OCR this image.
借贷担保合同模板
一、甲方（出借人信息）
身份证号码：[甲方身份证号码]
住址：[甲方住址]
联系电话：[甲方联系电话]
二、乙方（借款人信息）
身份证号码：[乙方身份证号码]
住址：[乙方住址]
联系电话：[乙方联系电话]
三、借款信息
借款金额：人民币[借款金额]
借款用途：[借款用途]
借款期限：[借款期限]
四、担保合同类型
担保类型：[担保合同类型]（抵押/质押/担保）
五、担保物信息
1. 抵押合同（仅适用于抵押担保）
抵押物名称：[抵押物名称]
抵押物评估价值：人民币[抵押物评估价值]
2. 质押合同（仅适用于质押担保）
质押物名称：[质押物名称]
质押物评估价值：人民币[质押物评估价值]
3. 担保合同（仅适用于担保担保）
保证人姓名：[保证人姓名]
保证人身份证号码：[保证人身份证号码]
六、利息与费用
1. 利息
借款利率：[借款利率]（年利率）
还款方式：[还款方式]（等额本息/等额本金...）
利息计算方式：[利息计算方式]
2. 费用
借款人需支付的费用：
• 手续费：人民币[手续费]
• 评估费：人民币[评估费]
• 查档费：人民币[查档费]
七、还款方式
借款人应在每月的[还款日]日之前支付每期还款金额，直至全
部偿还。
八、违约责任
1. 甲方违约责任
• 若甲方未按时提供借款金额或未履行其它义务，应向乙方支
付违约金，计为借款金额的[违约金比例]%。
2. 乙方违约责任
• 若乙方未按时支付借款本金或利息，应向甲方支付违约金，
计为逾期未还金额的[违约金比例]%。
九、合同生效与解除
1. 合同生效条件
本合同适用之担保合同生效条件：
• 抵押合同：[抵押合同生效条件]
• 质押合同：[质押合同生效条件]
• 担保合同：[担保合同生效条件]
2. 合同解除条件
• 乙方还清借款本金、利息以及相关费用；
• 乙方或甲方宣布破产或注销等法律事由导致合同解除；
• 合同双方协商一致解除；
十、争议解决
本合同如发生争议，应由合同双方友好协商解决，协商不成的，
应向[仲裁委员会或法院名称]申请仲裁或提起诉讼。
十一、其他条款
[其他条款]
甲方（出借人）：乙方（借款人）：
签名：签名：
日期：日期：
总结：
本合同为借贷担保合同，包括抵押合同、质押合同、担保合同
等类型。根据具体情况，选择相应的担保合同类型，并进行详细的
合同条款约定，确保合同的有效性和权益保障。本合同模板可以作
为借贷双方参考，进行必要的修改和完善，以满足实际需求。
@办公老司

---+---

## THE TASK
Emit the full listing verbatim.

## RESPONSE TO THIS EXERCISE
OCR this image.
借贷担保合同模板
一、甲方（出借人信息）
身份证号码：[甲方身份证号码]
住址：[甲方住址]
联系电话：[甲方联系电话]
二、乙方（借款人信息）
身份证号码：[乙方身份证号码]
住址：[乙方住址]
联系电话：[乙方联系电话]
三、借款信息
借款金额：人民币[借款金额]
借款用途：[借款用途]
借款期限：[借款期限]
四、担保合同类型
担保类型：[担保合同类型]（抵押/质押/担保）
五、担保物信息
1. 抵押合同（仅适用于抵押担保）
抵押物名称：[抵押物名称]
抵押物评估价值：人民币[抵押物评估价值]
2. 质押合同（仅适用于质押担保）
质押物名称：[质押物名称]
质押物评估价值：人民币[质押物评估价值]
3. 担保合同（仅适用于担保担保）
保证人姓名：[保证人姓名]
保证人身份证号码：[保证人身份证号码]
六、利息与费用
1. 利息
借款利率：[借款利率]（年利率）
还款方式：[还款方式]（等额本息/等额本金...）
利息计算方式：[利息计算方式]
2. 费用
借款人需支付的费用：
• 手续费：人民币[手续费]
• 评估费：人民币[评估费]
• 查档费：人民币[查档费]
七、还款方式
借款人应在每月的[还款日]日之前支付每期还款金额，直至全
部偿还。
八、违约责任
1. 甲方违约责任
• 若甲方未按时提供借款金额或未履行其它义务，应向乙方支
付违约金，计为借款金额的[违约金比例]%。
2. 乙方违约责任
• 若乙方未按时支付借款本金或利息，应向甲方支付违约金，
计为逾期未还金额的[违约金比例]%。
九、合同生效与解除
1. 合同生效条件
本合同适用之担保合同生效条件：
• 抵押合同：[抵押合同生效条件]
• 质押合同：[质押合同生效条件]
• 担保合同：[担保合同生效条件]
2. 合同解除条件
• 乙方还清借款本金、利息以及相关费用；
• 乙方或甲方宣布破产或注销等法律事由导致合同解除；
• 合同双方协商一致解除；
十、争议解决
本合同如发生争议，应由合同双方友好协商解决，协商不成的，
应向[仲裁委员会或法院名称]申请仲裁或提起诉讼。
十一、其他条款
[其他条款]
甲方（出借人）：乙方（借款人）：
签名：签名：
日期：日期：
总结：
本合同为借贷担保合同，包括抵押合同、质押合同、担保合同
等类型。根据具体情况，选择相应的担保合同类型，并进行详细的
合同条款约定，确保合同的有效性和权益保障。本合同模板可以作
为借贷双方参考，进行必要的修改和完善，以满足实际需求。
@办公老司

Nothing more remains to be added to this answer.